• SHORT PROBLEM:
Records follow. Select each line holding "Partly".

Lines of data:

· · · ·

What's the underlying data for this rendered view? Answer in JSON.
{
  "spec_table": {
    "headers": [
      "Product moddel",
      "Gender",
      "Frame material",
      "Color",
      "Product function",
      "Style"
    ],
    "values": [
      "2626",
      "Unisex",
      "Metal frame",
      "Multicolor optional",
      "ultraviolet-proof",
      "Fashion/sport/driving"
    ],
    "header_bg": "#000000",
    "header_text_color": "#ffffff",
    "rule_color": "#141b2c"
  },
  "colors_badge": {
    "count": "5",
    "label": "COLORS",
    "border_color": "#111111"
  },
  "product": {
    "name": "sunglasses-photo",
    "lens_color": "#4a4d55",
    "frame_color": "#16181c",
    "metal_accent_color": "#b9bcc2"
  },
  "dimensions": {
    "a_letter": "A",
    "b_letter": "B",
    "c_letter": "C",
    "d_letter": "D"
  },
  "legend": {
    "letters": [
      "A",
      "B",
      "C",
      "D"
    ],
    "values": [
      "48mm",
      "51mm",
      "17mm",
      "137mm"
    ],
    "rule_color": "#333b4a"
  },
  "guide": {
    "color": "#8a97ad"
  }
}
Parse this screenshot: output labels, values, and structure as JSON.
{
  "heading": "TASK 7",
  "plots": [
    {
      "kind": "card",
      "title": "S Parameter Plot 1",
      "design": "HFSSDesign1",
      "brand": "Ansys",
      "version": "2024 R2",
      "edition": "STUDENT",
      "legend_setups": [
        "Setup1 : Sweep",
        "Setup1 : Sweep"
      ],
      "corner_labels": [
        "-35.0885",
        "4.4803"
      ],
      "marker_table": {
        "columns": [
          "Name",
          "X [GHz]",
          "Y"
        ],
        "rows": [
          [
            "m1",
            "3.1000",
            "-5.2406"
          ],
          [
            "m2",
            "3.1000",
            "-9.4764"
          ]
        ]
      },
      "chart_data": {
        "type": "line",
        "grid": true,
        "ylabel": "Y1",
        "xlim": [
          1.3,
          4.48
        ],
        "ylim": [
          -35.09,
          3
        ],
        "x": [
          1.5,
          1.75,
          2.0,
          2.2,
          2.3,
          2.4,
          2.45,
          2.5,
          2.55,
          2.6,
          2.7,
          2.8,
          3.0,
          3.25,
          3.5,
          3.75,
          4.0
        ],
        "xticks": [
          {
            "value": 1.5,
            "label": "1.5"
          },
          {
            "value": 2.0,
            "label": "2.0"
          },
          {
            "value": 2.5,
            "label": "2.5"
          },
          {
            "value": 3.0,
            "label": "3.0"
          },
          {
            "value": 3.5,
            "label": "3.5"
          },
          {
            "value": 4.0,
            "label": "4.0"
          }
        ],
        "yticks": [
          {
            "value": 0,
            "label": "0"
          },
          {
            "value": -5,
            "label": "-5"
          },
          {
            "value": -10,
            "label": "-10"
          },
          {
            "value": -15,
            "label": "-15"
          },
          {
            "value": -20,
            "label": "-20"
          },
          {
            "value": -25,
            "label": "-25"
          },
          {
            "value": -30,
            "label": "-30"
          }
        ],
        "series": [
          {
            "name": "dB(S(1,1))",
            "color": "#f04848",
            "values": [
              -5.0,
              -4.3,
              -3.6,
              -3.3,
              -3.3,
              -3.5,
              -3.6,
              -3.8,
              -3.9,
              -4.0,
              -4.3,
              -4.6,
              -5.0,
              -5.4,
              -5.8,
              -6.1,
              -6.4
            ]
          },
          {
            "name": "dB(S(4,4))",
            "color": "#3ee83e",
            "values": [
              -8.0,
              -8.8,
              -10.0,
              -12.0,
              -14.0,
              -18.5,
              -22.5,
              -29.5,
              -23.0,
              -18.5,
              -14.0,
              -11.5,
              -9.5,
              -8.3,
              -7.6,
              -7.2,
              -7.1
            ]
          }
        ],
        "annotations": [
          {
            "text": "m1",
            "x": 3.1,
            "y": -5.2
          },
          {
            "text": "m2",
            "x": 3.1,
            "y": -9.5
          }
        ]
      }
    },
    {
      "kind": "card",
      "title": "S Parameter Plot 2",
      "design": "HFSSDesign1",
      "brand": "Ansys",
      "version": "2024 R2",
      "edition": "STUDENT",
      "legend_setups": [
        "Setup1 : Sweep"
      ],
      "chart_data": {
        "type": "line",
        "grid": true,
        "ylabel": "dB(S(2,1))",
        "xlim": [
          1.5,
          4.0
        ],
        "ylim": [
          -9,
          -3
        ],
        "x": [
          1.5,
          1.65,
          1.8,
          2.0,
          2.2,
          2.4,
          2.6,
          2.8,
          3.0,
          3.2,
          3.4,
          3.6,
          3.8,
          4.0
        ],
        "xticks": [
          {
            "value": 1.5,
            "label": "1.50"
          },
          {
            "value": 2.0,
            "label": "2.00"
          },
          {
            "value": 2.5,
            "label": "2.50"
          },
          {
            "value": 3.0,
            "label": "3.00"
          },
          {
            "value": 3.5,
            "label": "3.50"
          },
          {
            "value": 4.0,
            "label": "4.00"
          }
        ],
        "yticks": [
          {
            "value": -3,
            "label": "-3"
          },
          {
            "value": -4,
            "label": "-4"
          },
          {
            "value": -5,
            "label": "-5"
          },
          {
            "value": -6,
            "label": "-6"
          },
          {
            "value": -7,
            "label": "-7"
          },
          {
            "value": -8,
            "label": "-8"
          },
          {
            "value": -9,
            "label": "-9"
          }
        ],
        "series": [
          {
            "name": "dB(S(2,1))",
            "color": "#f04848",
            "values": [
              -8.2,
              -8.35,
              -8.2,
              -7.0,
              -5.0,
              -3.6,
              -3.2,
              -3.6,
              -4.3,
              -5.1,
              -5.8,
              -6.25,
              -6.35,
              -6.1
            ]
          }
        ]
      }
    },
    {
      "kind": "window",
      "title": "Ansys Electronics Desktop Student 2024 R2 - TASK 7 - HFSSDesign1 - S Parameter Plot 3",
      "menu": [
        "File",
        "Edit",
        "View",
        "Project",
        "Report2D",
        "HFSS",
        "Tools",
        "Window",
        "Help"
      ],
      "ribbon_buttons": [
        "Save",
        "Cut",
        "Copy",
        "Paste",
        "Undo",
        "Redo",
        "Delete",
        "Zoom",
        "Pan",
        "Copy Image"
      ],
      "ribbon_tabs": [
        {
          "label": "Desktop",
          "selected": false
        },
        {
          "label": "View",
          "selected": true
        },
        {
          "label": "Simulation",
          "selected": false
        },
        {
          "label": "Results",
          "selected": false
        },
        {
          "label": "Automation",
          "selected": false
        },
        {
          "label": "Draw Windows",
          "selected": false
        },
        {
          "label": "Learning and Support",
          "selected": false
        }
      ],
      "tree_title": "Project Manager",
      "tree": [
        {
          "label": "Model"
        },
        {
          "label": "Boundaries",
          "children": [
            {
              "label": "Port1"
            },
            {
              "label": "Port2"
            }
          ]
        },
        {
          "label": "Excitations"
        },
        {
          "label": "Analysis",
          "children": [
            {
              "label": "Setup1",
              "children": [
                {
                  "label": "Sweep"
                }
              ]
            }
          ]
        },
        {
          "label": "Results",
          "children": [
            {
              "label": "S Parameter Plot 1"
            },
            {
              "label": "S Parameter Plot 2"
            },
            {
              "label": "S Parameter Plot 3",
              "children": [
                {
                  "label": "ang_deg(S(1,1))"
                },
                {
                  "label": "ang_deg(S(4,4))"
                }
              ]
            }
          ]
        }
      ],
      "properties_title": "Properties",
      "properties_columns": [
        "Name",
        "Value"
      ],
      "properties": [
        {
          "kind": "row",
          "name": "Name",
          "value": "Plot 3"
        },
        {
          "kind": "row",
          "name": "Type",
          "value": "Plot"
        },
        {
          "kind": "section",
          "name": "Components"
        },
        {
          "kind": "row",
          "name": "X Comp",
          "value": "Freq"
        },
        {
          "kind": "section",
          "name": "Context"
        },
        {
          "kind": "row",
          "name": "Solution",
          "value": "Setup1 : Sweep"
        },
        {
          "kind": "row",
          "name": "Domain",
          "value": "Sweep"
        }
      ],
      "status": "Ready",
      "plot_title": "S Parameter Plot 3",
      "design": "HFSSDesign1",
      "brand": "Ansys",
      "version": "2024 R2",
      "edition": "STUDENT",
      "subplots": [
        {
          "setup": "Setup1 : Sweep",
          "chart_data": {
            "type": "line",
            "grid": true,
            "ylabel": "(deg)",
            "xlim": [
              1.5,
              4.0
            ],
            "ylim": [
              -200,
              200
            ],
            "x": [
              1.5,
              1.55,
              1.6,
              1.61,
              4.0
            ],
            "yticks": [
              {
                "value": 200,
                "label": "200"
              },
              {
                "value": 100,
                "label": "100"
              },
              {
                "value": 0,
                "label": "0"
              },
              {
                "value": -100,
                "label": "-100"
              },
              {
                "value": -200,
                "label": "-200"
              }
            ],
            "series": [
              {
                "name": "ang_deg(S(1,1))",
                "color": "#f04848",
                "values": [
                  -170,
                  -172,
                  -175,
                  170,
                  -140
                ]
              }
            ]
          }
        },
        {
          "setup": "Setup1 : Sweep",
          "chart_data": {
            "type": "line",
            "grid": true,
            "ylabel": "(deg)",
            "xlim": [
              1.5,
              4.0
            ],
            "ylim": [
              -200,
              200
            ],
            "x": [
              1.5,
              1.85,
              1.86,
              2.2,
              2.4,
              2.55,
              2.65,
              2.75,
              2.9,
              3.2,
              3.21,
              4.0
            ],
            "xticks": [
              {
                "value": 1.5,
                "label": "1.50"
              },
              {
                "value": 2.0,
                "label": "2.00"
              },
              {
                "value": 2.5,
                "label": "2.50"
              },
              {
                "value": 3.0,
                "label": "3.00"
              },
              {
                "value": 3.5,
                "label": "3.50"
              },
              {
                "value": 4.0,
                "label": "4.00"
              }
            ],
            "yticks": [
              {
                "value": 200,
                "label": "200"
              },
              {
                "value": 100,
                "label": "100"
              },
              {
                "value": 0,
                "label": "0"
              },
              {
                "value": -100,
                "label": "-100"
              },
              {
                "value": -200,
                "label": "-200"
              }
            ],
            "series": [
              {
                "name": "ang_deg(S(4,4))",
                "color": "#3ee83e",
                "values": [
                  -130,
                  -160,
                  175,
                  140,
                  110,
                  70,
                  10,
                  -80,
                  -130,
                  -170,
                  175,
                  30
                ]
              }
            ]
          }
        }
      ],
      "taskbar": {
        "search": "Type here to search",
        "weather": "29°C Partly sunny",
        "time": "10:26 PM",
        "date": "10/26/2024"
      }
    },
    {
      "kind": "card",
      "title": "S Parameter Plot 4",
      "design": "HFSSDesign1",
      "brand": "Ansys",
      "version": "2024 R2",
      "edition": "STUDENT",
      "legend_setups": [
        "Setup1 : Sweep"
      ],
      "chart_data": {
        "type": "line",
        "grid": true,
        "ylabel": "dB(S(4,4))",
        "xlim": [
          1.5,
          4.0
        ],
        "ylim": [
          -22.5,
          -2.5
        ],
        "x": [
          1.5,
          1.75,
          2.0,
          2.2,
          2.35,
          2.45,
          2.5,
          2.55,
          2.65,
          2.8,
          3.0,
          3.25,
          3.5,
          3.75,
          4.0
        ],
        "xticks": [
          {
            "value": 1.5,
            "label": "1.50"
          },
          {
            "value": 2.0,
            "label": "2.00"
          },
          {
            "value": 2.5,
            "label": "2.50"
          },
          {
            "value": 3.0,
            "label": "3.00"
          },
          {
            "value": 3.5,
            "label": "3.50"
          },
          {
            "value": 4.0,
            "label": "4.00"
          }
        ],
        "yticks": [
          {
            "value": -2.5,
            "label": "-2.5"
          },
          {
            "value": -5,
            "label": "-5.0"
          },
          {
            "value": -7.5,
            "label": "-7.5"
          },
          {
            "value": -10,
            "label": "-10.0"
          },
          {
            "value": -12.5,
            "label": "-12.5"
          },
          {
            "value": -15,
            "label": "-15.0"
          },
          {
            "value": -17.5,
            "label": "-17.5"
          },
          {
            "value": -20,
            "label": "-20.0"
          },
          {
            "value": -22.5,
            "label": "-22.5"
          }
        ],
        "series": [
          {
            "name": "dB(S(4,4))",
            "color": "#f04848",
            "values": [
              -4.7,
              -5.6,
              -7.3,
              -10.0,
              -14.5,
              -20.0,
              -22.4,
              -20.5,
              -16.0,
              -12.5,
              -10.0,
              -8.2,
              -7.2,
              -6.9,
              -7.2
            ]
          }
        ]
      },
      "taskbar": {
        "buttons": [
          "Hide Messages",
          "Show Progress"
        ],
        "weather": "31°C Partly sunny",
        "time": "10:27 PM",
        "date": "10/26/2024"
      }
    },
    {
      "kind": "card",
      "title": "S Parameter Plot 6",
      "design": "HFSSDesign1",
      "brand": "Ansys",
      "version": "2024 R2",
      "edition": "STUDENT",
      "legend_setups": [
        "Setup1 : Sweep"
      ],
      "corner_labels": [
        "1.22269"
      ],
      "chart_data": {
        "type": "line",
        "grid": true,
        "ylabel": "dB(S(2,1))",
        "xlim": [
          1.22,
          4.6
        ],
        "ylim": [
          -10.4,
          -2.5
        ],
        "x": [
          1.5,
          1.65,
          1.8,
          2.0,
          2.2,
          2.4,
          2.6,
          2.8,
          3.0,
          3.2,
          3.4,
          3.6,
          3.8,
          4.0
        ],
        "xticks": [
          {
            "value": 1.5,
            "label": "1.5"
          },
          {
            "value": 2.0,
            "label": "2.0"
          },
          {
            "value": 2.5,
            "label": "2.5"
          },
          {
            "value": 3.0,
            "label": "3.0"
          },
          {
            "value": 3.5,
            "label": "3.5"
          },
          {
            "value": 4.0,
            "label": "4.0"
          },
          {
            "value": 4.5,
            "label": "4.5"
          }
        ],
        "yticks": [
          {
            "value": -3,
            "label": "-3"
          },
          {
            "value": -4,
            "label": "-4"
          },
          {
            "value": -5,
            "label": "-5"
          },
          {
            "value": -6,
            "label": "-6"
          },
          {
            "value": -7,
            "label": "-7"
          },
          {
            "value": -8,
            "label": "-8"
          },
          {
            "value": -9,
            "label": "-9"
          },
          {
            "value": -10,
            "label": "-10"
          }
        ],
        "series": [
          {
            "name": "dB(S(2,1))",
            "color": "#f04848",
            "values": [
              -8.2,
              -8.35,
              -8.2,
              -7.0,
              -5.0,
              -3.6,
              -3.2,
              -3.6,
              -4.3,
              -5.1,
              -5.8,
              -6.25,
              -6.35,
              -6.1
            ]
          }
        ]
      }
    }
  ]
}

· · · ·

• RESULT:
        "weather": "29°C Partly sunny",
        "weather": "31°C Partly sunny",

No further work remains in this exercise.